WORK REQUIRED: Extract every line below that contains the word "label".

━━━━━━━━━━━━━━━━

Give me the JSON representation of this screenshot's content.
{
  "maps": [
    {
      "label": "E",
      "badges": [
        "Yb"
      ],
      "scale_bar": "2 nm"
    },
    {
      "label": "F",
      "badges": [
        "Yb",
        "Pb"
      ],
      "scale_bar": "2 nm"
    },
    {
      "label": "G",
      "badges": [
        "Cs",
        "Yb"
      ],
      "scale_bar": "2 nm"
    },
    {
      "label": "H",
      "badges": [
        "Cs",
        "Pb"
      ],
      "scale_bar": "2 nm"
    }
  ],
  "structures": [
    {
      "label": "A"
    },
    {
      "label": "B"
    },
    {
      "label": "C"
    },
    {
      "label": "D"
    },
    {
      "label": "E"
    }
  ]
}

━━━━━━━━━━━━━━━━

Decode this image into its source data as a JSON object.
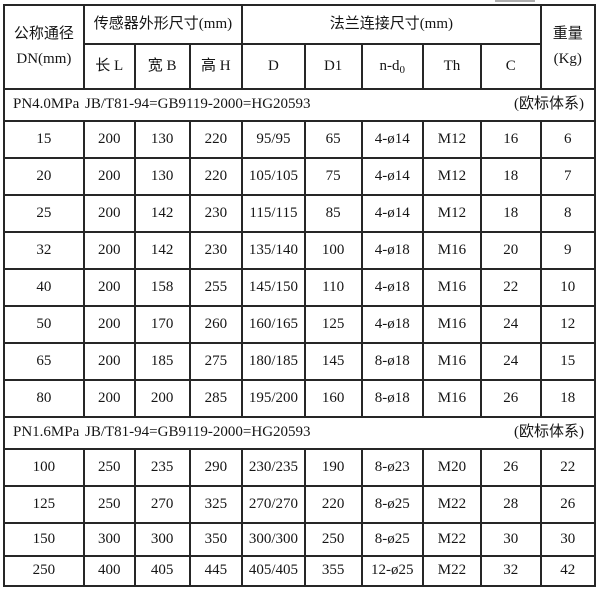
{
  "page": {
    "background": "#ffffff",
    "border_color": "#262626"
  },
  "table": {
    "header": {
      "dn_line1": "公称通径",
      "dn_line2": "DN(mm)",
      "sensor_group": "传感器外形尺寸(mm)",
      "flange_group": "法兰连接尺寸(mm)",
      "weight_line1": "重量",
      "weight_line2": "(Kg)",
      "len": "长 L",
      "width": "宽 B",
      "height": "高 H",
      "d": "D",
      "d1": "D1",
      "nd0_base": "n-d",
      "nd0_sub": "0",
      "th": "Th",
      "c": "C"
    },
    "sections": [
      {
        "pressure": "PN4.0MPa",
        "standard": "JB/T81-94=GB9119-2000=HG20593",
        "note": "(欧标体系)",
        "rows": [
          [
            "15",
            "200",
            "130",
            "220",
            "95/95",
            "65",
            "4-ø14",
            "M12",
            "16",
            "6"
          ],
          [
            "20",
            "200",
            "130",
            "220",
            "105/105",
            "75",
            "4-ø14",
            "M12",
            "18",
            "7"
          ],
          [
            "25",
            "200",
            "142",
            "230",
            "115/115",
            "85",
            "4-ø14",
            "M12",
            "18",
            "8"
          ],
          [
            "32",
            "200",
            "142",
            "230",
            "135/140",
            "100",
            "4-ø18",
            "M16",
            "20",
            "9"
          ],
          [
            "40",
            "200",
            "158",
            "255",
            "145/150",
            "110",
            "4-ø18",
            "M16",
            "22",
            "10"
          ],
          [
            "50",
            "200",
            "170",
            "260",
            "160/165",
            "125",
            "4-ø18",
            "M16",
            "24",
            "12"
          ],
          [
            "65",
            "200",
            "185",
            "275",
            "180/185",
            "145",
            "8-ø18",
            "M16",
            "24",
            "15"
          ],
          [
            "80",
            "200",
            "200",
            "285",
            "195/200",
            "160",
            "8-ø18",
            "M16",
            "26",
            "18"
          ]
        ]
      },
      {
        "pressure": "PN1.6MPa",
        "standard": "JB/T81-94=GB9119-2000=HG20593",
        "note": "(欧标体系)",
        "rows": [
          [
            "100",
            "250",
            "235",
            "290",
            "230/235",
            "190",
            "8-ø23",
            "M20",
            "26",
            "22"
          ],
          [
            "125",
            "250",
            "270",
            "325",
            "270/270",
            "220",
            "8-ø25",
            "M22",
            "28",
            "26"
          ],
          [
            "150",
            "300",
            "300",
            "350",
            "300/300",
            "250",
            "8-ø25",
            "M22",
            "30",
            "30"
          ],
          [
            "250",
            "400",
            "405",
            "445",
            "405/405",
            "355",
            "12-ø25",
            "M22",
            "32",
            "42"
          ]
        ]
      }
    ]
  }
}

━━━━━━━━━━━━━━━━

EXERCISE SOLUTION:
      "label": "E",
      "label": "F",
      "label": "G",
      "label": "H",
      "label": "A"
      "label": "B"
      "label": "C"
      "label": "D"
      "label": "E"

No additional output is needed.